▶ _WHAT YOU HAVE TO DO_:
Where the string "GOES" occurs in the material below, report the whole line.

▶ _EXTRACTED RECORDS_:
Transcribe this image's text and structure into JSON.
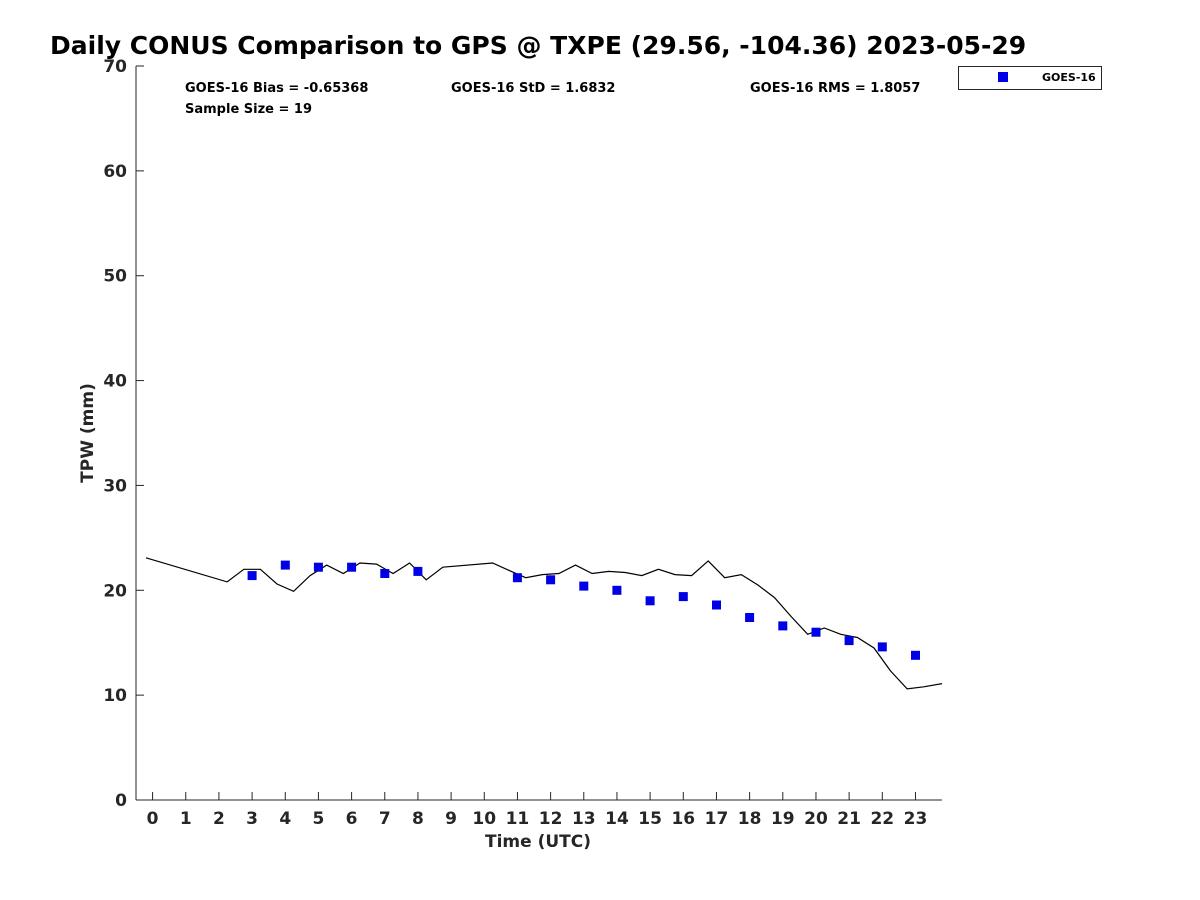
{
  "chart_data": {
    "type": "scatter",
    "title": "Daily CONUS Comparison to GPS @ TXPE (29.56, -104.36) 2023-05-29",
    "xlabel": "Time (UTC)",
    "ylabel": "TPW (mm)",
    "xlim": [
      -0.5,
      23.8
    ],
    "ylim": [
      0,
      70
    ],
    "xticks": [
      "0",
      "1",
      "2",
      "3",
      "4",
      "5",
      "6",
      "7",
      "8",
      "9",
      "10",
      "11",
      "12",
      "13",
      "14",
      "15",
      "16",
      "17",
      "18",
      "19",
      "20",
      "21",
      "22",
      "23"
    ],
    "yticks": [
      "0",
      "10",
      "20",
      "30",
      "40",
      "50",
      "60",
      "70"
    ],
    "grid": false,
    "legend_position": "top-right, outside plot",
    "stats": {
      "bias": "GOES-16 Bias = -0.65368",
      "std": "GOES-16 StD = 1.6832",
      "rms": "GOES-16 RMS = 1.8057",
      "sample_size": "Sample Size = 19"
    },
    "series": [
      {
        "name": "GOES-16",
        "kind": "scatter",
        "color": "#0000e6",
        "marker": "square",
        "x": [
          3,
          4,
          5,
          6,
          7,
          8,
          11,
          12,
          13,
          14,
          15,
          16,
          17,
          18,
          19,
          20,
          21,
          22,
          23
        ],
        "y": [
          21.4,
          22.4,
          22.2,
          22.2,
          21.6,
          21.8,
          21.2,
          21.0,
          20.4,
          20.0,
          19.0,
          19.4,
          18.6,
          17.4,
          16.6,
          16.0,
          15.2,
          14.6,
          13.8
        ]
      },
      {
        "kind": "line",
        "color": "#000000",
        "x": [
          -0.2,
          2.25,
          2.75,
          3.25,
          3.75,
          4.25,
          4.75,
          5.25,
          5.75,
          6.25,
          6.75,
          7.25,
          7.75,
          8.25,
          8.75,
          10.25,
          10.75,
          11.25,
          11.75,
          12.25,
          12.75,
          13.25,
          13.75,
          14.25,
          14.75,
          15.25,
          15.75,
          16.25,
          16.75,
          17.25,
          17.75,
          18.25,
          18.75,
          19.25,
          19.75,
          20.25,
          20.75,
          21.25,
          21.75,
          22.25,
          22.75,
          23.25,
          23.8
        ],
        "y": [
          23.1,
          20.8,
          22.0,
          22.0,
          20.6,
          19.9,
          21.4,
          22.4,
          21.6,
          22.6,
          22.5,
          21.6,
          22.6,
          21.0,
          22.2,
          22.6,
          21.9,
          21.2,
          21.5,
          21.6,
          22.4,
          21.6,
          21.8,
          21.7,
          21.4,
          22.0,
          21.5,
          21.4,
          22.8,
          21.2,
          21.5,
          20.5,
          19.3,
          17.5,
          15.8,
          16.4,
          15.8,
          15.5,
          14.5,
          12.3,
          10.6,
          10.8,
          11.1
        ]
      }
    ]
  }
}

---

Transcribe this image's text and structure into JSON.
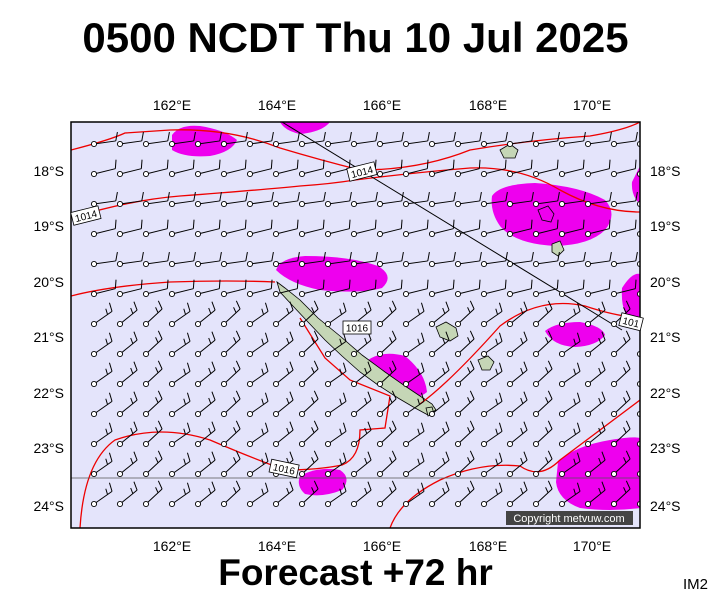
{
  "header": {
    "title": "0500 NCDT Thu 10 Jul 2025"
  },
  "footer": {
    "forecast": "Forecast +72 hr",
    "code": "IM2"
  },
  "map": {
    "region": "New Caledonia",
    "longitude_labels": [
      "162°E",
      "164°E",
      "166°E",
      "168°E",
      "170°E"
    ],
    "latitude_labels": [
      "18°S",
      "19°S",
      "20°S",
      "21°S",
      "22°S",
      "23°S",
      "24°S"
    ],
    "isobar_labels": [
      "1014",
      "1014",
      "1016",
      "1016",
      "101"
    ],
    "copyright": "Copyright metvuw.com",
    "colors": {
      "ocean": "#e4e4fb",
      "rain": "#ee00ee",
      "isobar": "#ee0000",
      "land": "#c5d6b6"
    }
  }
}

▶ _COMPLETE ANSWER_:
      "bias": "GOES-16 Bias = -0.65368",
      "std": "GOES-16 StD = 1.6832",
      "rms": "GOES-16 RMS = 1.8057",
        "name": "GOES-16",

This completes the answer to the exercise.